*ARTICLE*:
Survey Sez: Get a last name and you will stand out. How about Hogan?

CM Punk
Punk me once, shame on me. Punk me twice, shame on me again. Punk me three times, why are you punking me so much? I thought we were confidants.

CM Punk is straight-edge, which means he does not do drugs, he does not drink, he does not have promiscious relations, he does not eat Little Debbie products on weekdays, and he does not watch American Idol until the Final 10 contestants are determined. This guy has guts. If WWE makes him a world champion, they would be doing the world a great good.

Although, the Anaconda Vice must mean he has one weakness: befriending/eating/raising/fighting/teaching anacondas. What a horrendous role model.

Survey Sez: His name is CM Punk and he is feuding with Snitsky.

Elijah Burke
Knockout-Tapout Combination

The first time I saw Burke on WWE programming, I thought I was witnessing the return of Ron Killings. I had previously left the room to construct a food product for digestion when I caught a blurry glimpse of a figure from several meters away. I was excited to see K-Kwik again, so I started to rap and dance my way to the television. It was not until I positioned my eyes one inch from the television screen that I realized my mistake. Elijah Burke is a promising young superstar and all, but I rapped and danced for nothing. Plus, he was supposed to be in the Spirit Squad but turned the spot down. I dislike him doubly.

*RECORDED INFORMATION*:
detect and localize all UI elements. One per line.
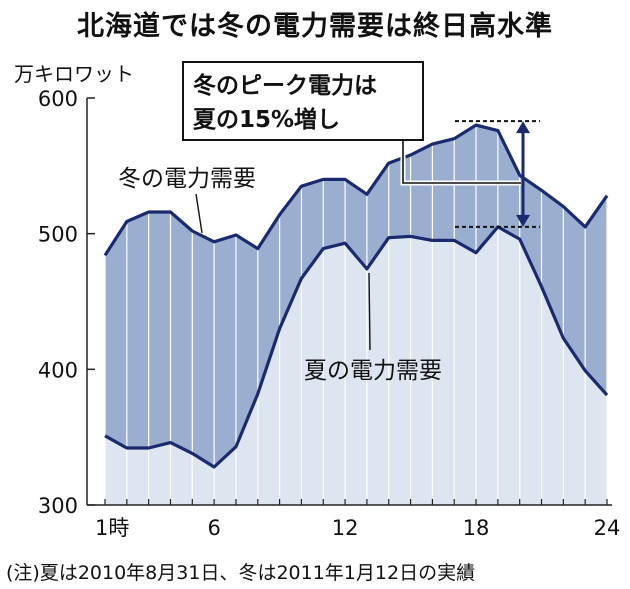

*PROBLEMS AND TASKS*:
(1) According to the wrestling profiles, what are all the things CM Punk does not do because he is straight-edge?
(2) Carry on the wrestling profiles from the point where they stop.
The material comes from a different source than the wrestling profiles.

*THE REPLIES*:
(1)
- He does not do drugs.
- He does not drink.
- He does not have promiscuous relations.
- He does not eat Little Debbie products on weekdays.
- He does not watch American Idol until the Final 10 contestants are determined.

(2)
Also, he talks a lot about The Elijah Experience, which confuses me greatly. The Elijah Experience sounds like some kind of astrological laser light show featuring music by Elton John and Pat Benatar. What does that mean? That means it's awesome, but we'll see.

Survey Sez: WWE says Terkay is only palatable at Thanksgiving, and sometimes Christmas.

Hardcore Holly
How do I like him now?

Bob Holly may be a grizzly and or respected veteran, but his persona leaves a lot to be desired. When he sliced his back on a table in the middle of his surprisingly impressive match with RVD several eons ago, I thought it would result in a new path for his angry character. Maybe Holly would seek to avenge his injury by stalking Rob around the arena and trying to put him through tables at every turn. Maybe Holly would adopt a sadistic mean streak in which he'd try to maim all of his opponents, no matter if they did or did not want to hurt him. Then, what did we get? Holly's just mad. He's extremely mad.

That's all fine and dandy in WWE Land, but in Stephen Town, those pigs don't fly, sir.

Survey Sez: He needs another cousin to team with to increase his entertainment factor from 3 to 3.4790.

Joey Styles
No My Gods

Joey Styles' memorable promo on his last appearance on RAW showed great conviction and truth. He criticized WWE's insistence that he call a wrestling match The Ignorant Michael Cole Way. He slapped Jerry Lawler and slapped him good. He was the voice of a minimal but opinionative and loyal wrestling fanbase who were sick and tired of sports entertainment and wanted competitive matches and believable angles that would not insult their intelligence.

The result was the following: Joey Styles moved to ECW to compare Big Show's hands to skillets and other household items ("Big Show's left leg is the size of 2 economy sized jars of mayonnaise"). Hey, everybody likes comparing things, but Joey is going too far. Today, I hope he doesn't foolishly compare Bobby Lashley to a tank, because the last wrestler an announcer compared to a tank was actually more like an armoured truck. I think that guy was fired for saying it too.

Survey Sez: Get back into the coin business, Joseph.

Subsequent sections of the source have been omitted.